##### MATERIAL PROVIDED #####
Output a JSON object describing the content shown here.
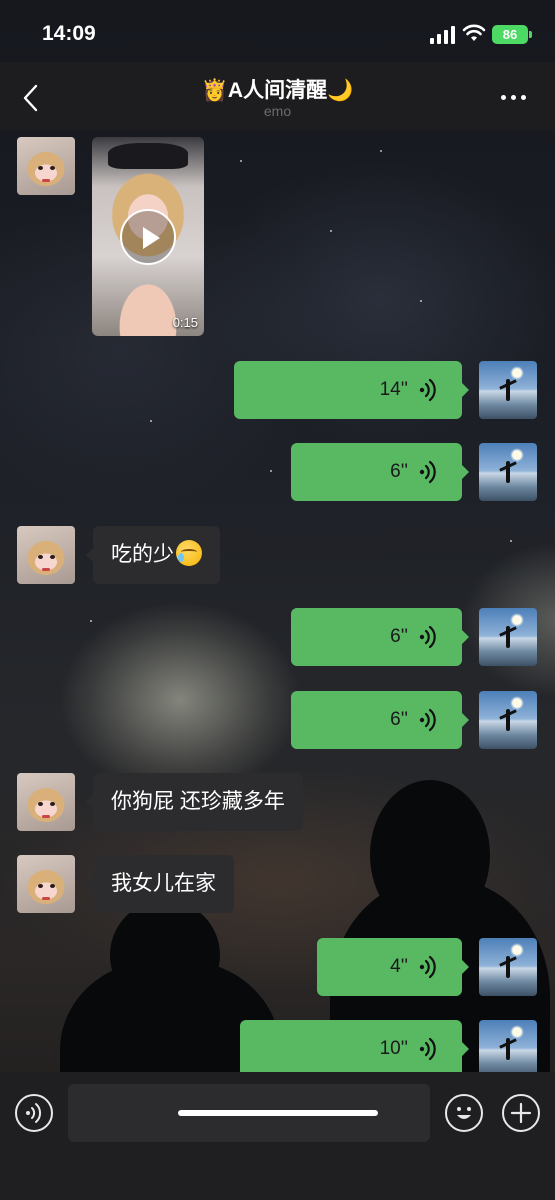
{
  "status_bar": {
    "time": "14:09",
    "battery": "86"
  },
  "nav": {
    "title": "👸A人间清醒🌙",
    "subtitle": "emo",
    "icons": {
      "back": "chevron-left-icon",
      "more": "more-dots-icon"
    }
  },
  "messages": [
    {
      "sender": "her",
      "type": "video",
      "duration": "0:15"
    },
    {
      "sender": "me",
      "type": "voice",
      "duration": "14''"
    },
    {
      "sender": "me",
      "type": "voice",
      "duration": "6''"
    },
    {
      "sender": "her",
      "type": "text",
      "text": "吃的少"
    },
    {
      "sender": "me",
      "type": "voice",
      "duration": "6''"
    },
    {
      "sender": "me",
      "type": "voice",
      "duration": "6''"
    },
    {
      "sender": "her",
      "type": "text",
      "text": "你狗屁 还珍藏多年"
    },
    {
      "sender": "her",
      "type": "text",
      "text": "我女儿在家"
    },
    {
      "sender": "me",
      "type": "voice",
      "duration": "4''"
    },
    {
      "sender": "me",
      "type": "voice",
      "duration": "10''"
    }
  ],
  "input_bar": {
    "placeholder": "",
    "icons": {
      "voice": "voice-toggle-icon",
      "emoji": "emoji-icon",
      "plus": "plus-icon"
    }
  },
  "colors": {
    "outgoing_bubble": "#59b963",
    "incoming_bubble": "#2c2c2e",
    "battery": "#4cd964"
  }
}
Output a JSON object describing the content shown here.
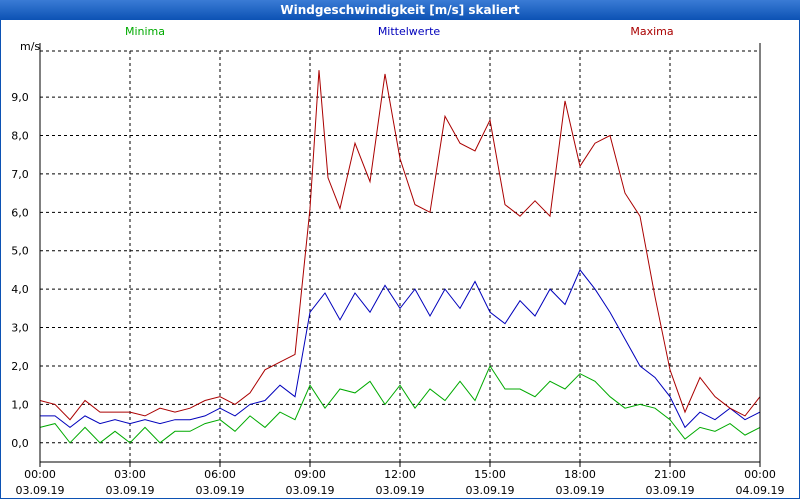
{
  "window": {
    "title": "Windgeschwindigkeit [m/s] skaliert"
  },
  "colors": {
    "min": "#00aa00",
    "mean": "#0000bb",
    "max": "#aa0000",
    "title_bg": "#0c52b4"
  },
  "chart_data": {
    "type": "line",
    "title": "Windgeschwindigkeit [m/s] skaliert",
    "ylabel": "m/s",
    "ylim": [
      -0.5,
      10.2
    ],
    "xlim": [
      0,
      24
    ],
    "grid": true,
    "legend_placement": "top",
    "y_ticks": [
      "0,0",
      "1,0",
      "2,0",
      "3,0",
      "4,0",
      "5,0",
      "6,0",
      "7,0",
      "8,0",
      "9,0"
    ],
    "x_ticks": [
      {
        "time": "00:00",
        "date": "03.09.19"
      },
      {
        "time": "03:00",
        "date": "03.09.19"
      },
      {
        "time": "06:00",
        "date": "03.09.19"
      },
      {
        "time": "09:00",
        "date": "03.09.19"
      },
      {
        "time": "12:00",
        "date": "03.09.19"
      },
      {
        "time": "15:00",
        "date": "03.09.19"
      },
      {
        "time": "18:00",
        "date": "03.09.19"
      },
      {
        "time": "21:00",
        "date": "03.09.19"
      },
      {
        "time": "00:00",
        "date": "04.09.19"
      }
    ],
    "series": [
      {
        "name": "Minima",
        "color": "#00aa00",
        "x": [
          0,
          0.5,
          1,
          1.5,
          2,
          2.5,
          3,
          3.5,
          4,
          4.5,
          5,
          5.5,
          6,
          6.5,
          7,
          7.5,
          8,
          8.5,
          9,
          9.5,
          10,
          10.5,
          11,
          11.5,
          12,
          12.5,
          13,
          13.5,
          14,
          14.5,
          15,
          15.5,
          16,
          16.5,
          17,
          17.5,
          18,
          18.5,
          19,
          19.5,
          20,
          20.5,
          21,
          21.5,
          22,
          22.5,
          23,
          23.5,
          24
        ],
        "values": [
          0.4,
          0.5,
          0.0,
          0.4,
          0.0,
          0.3,
          0.0,
          0.4,
          0.0,
          0.3,
          0.3,
          0.5,
          0.6,
          0.3,
          0.7,
          0.4,
          0.8,
          0.6,
          1.5,
          0.9,
          1.4,
          1.3,
          1.6,
          1.0,
          1.5,
          0.9,
          1.4,
          1.1,
          1.6,
          1.1,
          2.0,
          1.4,
          1.4,
          1.2,
          1.6,
          1.4,
          1.8,
          1.6,
          1.2,
          0.9,
          1.0,
          0.9,
          0.6,
          0.1,
          0.4,
          0.3,
          0.5,
          0.2,
          0.4
        ]
      },
      {
        "name": "Mittelwerte",
        "color": "#0000bb",
        "x": [
          0,
          0.5,
          1,
          1.5,
          2,
          2.5,
          3,
          3.5,
          4,
          4.5,
          5,
          5.5,
          6,
          6.5,
          7,
          7.5,
          8,
          8.5,
          9,
          9.5,
          10,
          10.5,
          11,
          11.5,
          12,
          12.5,
          13,
          13.5,
          14,
          14.5,
          15,
          15.5,
          16,
          16.5,
          17,
          17.5,
          18,
          18.5,
          19,
          19.5,
          20,
          20.5,
          21,
          21.5,
          22,
          22.5,
          23,
          23.5,
          24
        ],
        "values": [
          0.7,
          0.7,
          0.4,
          0.7,
          0.5,
          0.6,
          0.5,
          0.6,
          0.5,
          0.6,
          0.6,
          0.7,
          0.9,
          0.7,
          1.0,
          1.1,
          1.5,
          1.2,
          3.4,
          3.9,
          3.2,
          3.9,
          3.4,
          4.1,
          3.5,
          4.0,
          3.3,
          4.0,
          3.5,
          4.2,
          3.4,
          3.1,
          3.7,
          3.3,
          4.0,
          3.6,
          4.5,
          4.0,
          3.4,
          2.7,
          2.0,
          1.7,
          1.2,
          0.4,
          0.8,
          0.6,
          0.9,
          0.6,
          0.8
        ]
      },
      {
        "name": "Maxima",
        "color": "#aa0000",
        "x": [
          0,
          0.5,
          1,
          1.5,
          2,
          2.5,
          3,
          3.5,
          4,
          4.5,
          5,
          5.5,
          6,
          6.5,
          7,
          7.5,
          8,
          8.5,
          9,
          9.3,
          9.6,
          10,
          10.5,
          11,
          11.5,
          12,
          12.5,
          13,
          13.5,
          14,
          14.5,
          15,
          15.5,
          16,
          16.5,
          17,
          17.5,
          18,
          18.5,
          19,
          19.5,
          20,
          20.5,
          21,
          21.5,
          22,
          22.5,
          23,
          23.5,
          24
        ],
        "values": [
          1.1,
          1.0,
          0.6,
          1.1,
          0.8,
          0.8,
          0.8,
          0.7,
          0.9,
          0.8,
          0.9,
          1.1,
          1.2,
          1.0,
          1.3,
          1.9,
          2.1,
          2.3,
          6.1,
          9.7,
          6.9,
          6.1,
          7.8,
          6.8,
          9.6,
          7.4,
          6.2,
          6.0,
          8.5,
          7.8,
          7.6,
          8.4,
          6.2,
          5.9,
          6.3,
          5.9,
          8.9,
          7.2,
          7.8,
          8.0,
          6.5,
          5.9,
          3.8,
          1.9,
          0.8,
          1.7,
          1.2,
          0.9,
          0.7,
          1.2
        ]
      }
    ]
  }
}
#####
* WHAT NEEDS TO BE DONE:
Pull out all lines containing the word "Windgeschwindigkeit" from the entries above.

* FULL OUTPUT:
    "title": "Windgeschwindigkeit [m/s] skaliert"
    "title": "Windgeschwindigkeit [m/s] skaliert",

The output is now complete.